Stored data
* Begin *

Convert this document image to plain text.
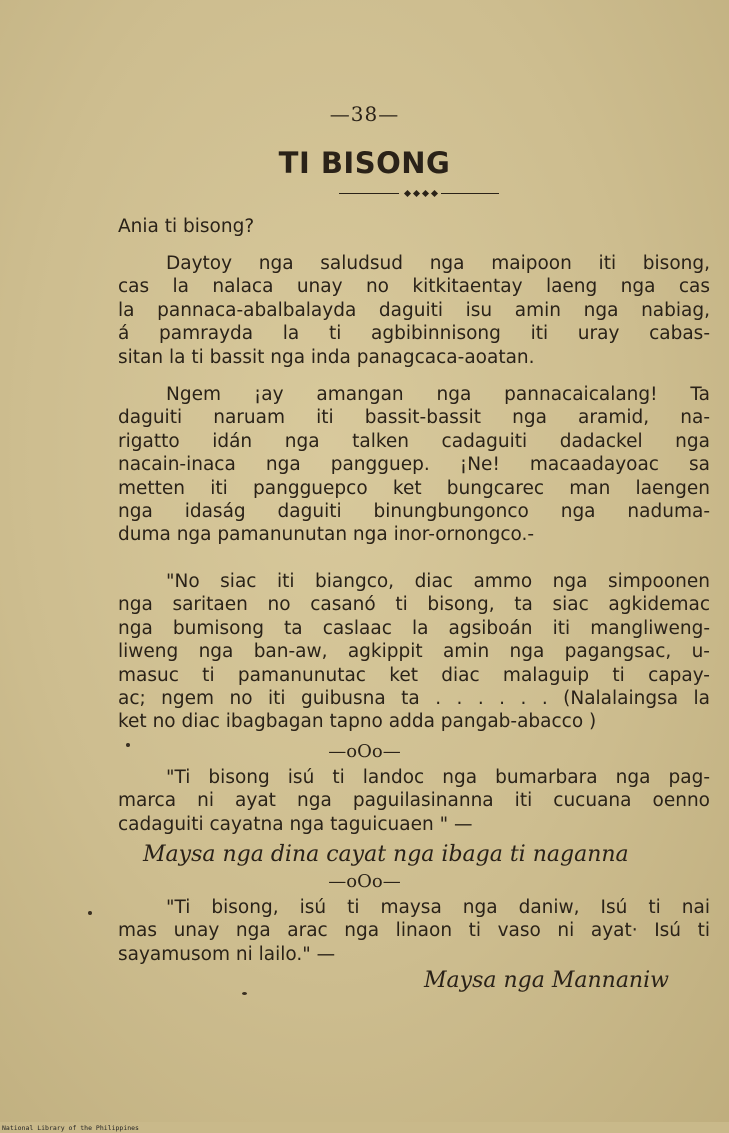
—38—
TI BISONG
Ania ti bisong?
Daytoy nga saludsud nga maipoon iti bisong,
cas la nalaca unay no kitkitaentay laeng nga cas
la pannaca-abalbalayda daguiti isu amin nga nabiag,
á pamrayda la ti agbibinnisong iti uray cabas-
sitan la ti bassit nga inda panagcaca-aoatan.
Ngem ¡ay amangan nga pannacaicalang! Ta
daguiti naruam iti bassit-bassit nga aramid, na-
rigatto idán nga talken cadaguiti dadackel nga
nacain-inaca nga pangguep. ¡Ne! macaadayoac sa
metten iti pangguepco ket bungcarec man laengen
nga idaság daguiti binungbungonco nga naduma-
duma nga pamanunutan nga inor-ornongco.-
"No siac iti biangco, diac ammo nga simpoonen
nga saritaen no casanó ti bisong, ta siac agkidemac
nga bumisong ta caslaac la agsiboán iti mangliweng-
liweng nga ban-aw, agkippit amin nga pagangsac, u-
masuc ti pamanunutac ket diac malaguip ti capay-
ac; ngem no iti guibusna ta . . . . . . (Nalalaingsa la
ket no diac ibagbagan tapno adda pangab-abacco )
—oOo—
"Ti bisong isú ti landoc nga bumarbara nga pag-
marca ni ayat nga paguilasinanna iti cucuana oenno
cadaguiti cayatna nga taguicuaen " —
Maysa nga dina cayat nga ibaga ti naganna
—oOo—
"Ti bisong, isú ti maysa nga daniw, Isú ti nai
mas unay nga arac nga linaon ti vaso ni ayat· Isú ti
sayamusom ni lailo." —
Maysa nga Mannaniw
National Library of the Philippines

* End *

YOUR TASK:
Nothing but the pictures may be dropped; output the records above exactly.

SOLUTION TO THIS PROBLEM:
Convert this document image to plain text.
—38—
TI BISONG
Ania ti bisong?
Daytoy nga saludsud nga maipoon iti bisong,
cas la nalaca unay no kitkitaentay laeng nga cas
la pannaca-abalbalayda daguiti isu amin nga nabiag,
á pamrayda la ti agbibinnisong iti uray cabas-
sitan la ti bassit nga inda panagcaca-aoatan.
Ngem ¡ay amangan nga pannacaicalang! Ta
daguiti naruam iti bassit-bassit nga aramid, na-
rigatto idán nga talken cadaguiti dadackel nga
nacain-inaca nga pangguep. ¡Ne! macaadayoac sa
metten iti pangguepco ket bungcarec man laengen
nga idaság daguiti binungbungonco nga naduma-
duma nga pamanunutan nga inor-ornongco.-
"No siac iti biangco, diac ammo nga simpoonen
nga saritaen no casanó ti bisong, ta siac agkidemac
nga bumisong ta caslaac la agsiboán iti mangliweng-
liweng nga ban-aw, agkippit amin nga pagangsac, u-
masuc ti pamanunutac ket diac malaguip ti capay-
ac; ngem no iti guibusna ta . . . . . . (Nalalaingsa la
ket no diac ibagbagan tapno adda pangab-abacco )
—oOo—
"Ti bisong isú ti landoc nga bumarbara nga pag-
marca ni ayat nga paguilasinanna iti cucuana oenno
cadaguiti cayatna nga taguicuaen " —
Maysa nga dina cayat nga ibaga ti naganna
—oOo—
"Ti bisong, isú ti maysa nga daniw, Isú ti nai
mas unay nga arac nga linaon ti vaso ni ayat· Isú ti
sayamusom ni lailo." —
Maysa nga Mannaniw
National Library of the Philippines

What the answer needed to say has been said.